_Goal of the exercise_: Identify every line containing the word "Logging" and reproduce each one.

_Given data_:
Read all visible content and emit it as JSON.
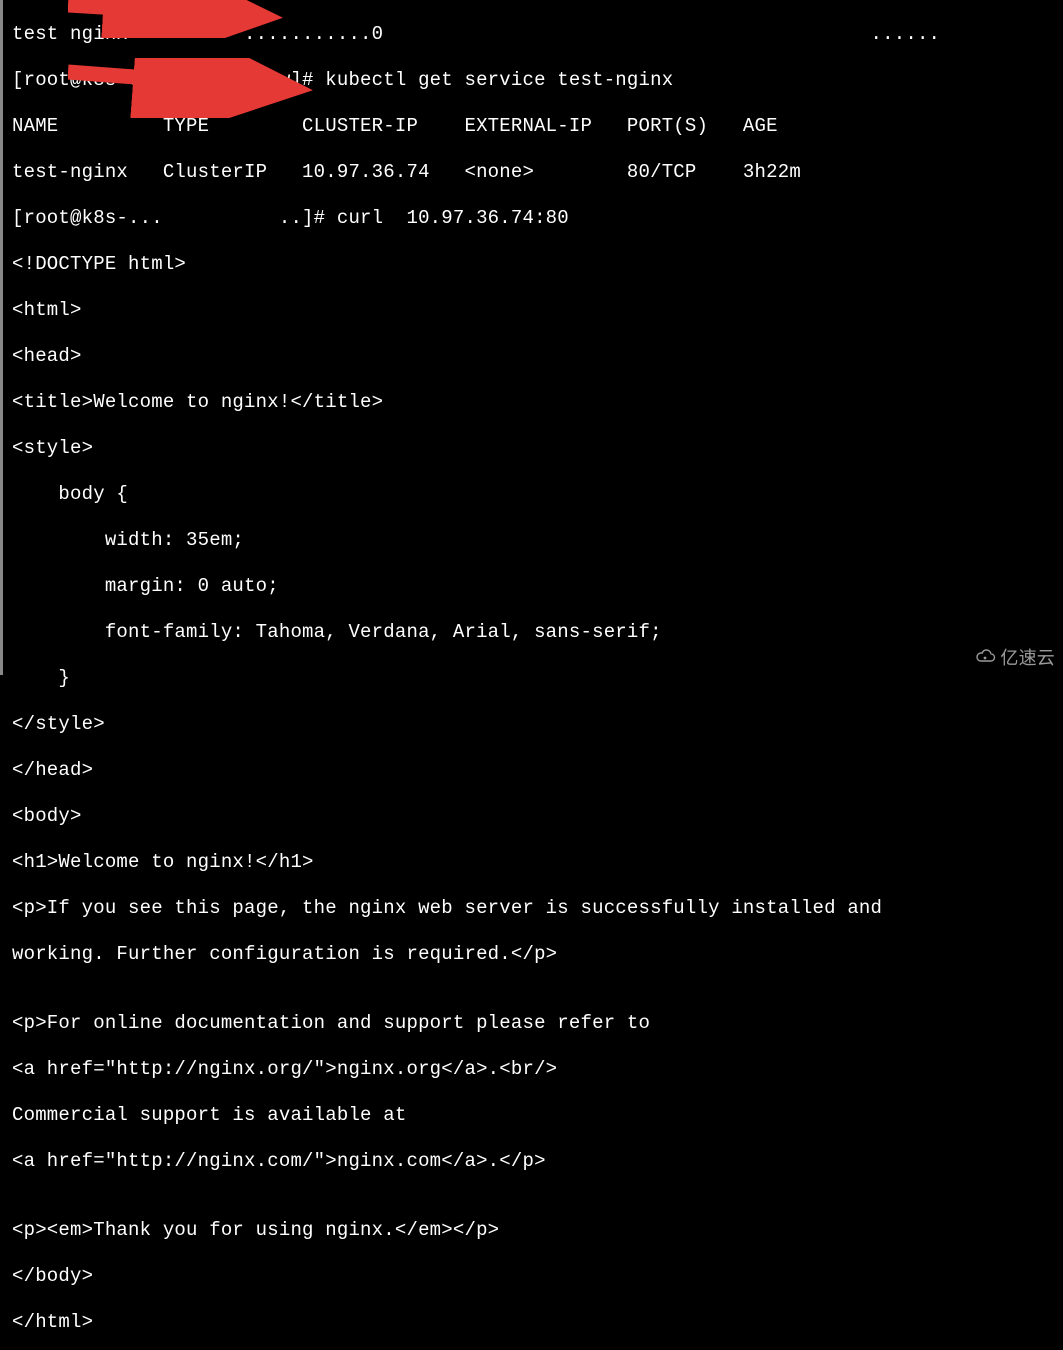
{
  "terminal": {
    "lines": [
      "test nginx          ...........0                                          ......",
      "[root@k8s-...        new]# kubectl get service test-nginx",
      "NAME         TYPE        CLUSTER-IP    EXTERNAL-IP   PORT(S)   AGE",
      "test-nginx   ClusterIP   10.97.36.74   <none>        80/TCP    3h22m",
      "[root@k8s-...          ..]# curl  10.97.36.74:80",
      "<!DOCTYPE html>",
      "<html>",
      "<head>",
      "<title>Welcome to nginx!</title>",
      "<style>",
      "    body {",
      "        width: 35em;",
      "        margin: 0 auto;",
      "        font-family: Tahoma, Verdana, Arial, sans-serif;",
      "    }",
      "</style>",
      "</head>",
      "<body>",
      "<h1>Welcome to nginx!</h1>",
      "<p>If you see this page, the nginx web server is successfully installed and",
      "working. Further configuration is required.</p>",
      "",
      "<p>For online documentation and support please refer to",
      "<a href=\"http://nginx.org/\">nginx.org</a>.<br/>",
      "Commercial support is available at",
      "<a href=\"http://nginx.com/\">nginx.com</a>.</p>",
      "",
      "<p><em>Thank you for using nginx.</em></p>",
      "</body>",
      "</html>"
    ]
  },
  "commands": {
    "prompt1": "[root@k8s-...        new]# ",
    "cmd1": "kubectl get service test-nginx",
    "header_name": "NAME",
    "header_type": "TYPE",
    "header_clusterip": "CLUSTER-IP",
    "header_externalip": "EXTERNAL-IP",
    "header_ports": "PORT(S)",
    "header_age": "AGE",
    "svc_name": "test-nginx",
    "svc_type": "ClusterIP",
    "svc_clusterip": "10.97.36.74",
    "svc_externalip": "<none>",
    "svc_ports": "80/TCP",
    "svc_age": "3h22m",
    "prompt2": "[root@k8s-...          ..]# ",
    "cmd2": "curl  10.97.36.74:80"
  },
  "arrows": {
    "color": "#e53935"
  },
  "watermark": {
    "text": "亿速云"
  }
}
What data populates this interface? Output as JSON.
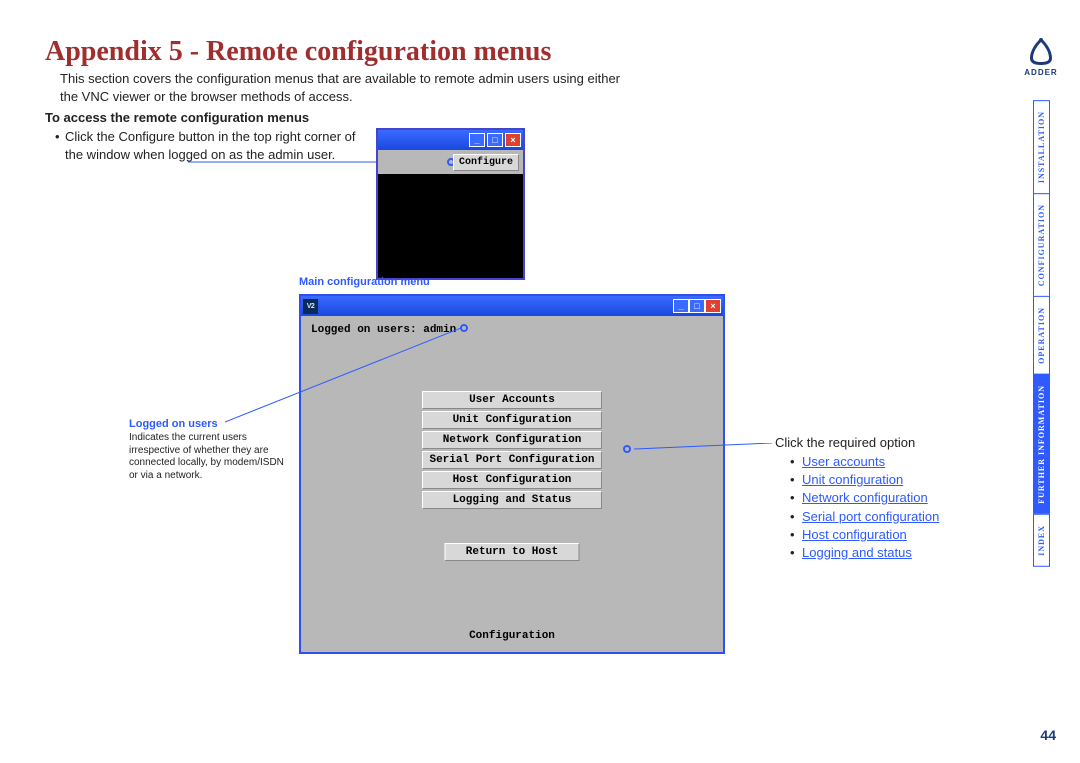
{
  "page": {
    "title": "Appendix 5 - Remote configuration menus",
    "intro": "This section covers the configuration menus that are available to remote admin users using either the VNC viewer or the browser methods of access.",
    "access_heading": "To access the remote configuration menus",
    "access_bullet": "Click the Configure button in the top right corner of the window when logged on as the admin user.",
    "page_number": "44"
  },
  "configure_button": {
    "label": "Configure"
  },
  "main_menu": {
    "caption": "Main configuration menu",
    "logged_on": "Logged on users: admin",
    "buttons": [
      "User Accounts",
      "Unit Configuration",
      "Network Configuration",
      "Serial Port Configuration",
      "Host Configuration",
      "Logging and Status"
    ],
    "return_label": "Return to Host",
    "footer_label": "Configuration"
  },
  "logged_callout": {
    "heading": "Logged on users",
    "text": "Indicates the current users irrespective of whether they are connected locally, by modem/ISDN or via a network."
  },
  "option_links": {
    "lead": "Click the required option",
    "items": [
      "User accounts",
      "Unit configuration",
      "Network configuration",
      "Serial port configuration",
      "Host configuration",
      "Logging and status"
    ]
  },
  "sidebar": {
    "tabs": [
      "INSTALLATION",
      "CONFIGURATION",
      "OPERATION",
      "FURTHER\nINFORMATION",
      "INDEX"
    ],
    "active_index": 3
  },
  "logo": {
    "text": "ADDER"
  }
}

_Task result_:
      "Logging and Status"
      "Logging and status"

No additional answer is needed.